Entries with figure data

● ● ● ● ● ● ●

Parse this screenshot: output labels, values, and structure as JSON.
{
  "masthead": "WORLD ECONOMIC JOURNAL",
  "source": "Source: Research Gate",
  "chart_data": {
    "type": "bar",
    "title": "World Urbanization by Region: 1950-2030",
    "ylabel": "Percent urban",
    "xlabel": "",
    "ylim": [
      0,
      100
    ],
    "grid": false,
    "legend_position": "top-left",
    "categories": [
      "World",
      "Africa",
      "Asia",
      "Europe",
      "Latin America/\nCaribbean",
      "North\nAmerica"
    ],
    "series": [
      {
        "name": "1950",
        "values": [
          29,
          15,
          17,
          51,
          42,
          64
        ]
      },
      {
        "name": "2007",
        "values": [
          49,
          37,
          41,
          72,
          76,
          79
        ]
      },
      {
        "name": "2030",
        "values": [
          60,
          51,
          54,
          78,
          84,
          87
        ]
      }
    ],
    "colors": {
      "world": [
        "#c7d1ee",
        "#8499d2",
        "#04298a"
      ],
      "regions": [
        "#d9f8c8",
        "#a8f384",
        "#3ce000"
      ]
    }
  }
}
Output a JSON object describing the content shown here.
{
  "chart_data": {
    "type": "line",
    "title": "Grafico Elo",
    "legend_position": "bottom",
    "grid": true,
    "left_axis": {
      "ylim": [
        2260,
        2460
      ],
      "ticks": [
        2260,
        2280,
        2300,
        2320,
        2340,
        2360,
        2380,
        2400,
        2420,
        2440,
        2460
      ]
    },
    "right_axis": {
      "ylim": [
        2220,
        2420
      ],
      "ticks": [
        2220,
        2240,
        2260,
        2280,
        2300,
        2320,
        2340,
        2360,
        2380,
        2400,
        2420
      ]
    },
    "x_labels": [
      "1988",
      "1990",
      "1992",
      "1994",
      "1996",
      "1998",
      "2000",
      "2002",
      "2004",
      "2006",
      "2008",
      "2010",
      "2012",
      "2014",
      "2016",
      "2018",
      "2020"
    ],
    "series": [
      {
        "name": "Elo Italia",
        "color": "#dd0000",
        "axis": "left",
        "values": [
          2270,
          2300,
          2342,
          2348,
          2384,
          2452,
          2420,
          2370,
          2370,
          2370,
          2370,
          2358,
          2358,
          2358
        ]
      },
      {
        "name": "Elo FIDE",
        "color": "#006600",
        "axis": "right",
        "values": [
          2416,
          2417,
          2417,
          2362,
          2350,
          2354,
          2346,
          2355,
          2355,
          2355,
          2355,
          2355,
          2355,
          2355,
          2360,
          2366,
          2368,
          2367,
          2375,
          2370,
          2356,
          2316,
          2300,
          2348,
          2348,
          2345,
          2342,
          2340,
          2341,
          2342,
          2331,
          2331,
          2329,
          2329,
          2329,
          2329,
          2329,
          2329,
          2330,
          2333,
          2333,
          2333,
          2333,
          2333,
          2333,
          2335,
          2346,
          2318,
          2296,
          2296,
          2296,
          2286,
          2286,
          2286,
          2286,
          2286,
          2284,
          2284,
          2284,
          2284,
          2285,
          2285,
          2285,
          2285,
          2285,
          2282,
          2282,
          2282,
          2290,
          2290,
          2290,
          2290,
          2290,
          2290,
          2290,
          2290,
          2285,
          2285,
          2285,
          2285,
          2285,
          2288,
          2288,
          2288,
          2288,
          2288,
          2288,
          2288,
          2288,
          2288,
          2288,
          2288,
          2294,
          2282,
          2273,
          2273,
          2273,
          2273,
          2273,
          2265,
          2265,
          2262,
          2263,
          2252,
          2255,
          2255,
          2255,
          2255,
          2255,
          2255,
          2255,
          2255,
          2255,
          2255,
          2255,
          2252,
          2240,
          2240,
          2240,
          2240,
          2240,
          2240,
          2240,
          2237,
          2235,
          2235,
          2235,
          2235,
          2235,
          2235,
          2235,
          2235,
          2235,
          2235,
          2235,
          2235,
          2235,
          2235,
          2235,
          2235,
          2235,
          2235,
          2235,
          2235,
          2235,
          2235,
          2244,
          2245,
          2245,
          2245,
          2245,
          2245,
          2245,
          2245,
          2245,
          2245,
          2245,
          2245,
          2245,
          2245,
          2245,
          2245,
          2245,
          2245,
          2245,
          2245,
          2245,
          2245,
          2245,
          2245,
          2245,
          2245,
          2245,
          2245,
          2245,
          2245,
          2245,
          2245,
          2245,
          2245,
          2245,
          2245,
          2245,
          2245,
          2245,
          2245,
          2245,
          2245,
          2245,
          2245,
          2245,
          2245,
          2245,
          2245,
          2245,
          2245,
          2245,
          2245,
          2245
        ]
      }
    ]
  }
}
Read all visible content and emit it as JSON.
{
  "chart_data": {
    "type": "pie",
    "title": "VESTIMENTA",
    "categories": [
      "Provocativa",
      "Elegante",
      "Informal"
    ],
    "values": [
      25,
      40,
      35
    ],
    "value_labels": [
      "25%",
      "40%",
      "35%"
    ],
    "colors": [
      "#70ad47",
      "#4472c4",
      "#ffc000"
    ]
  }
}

● ● ● ● ● ● ●

Determine how many lines of the listing above hold the word "title". Report that number without anything else.

* Correct result *
3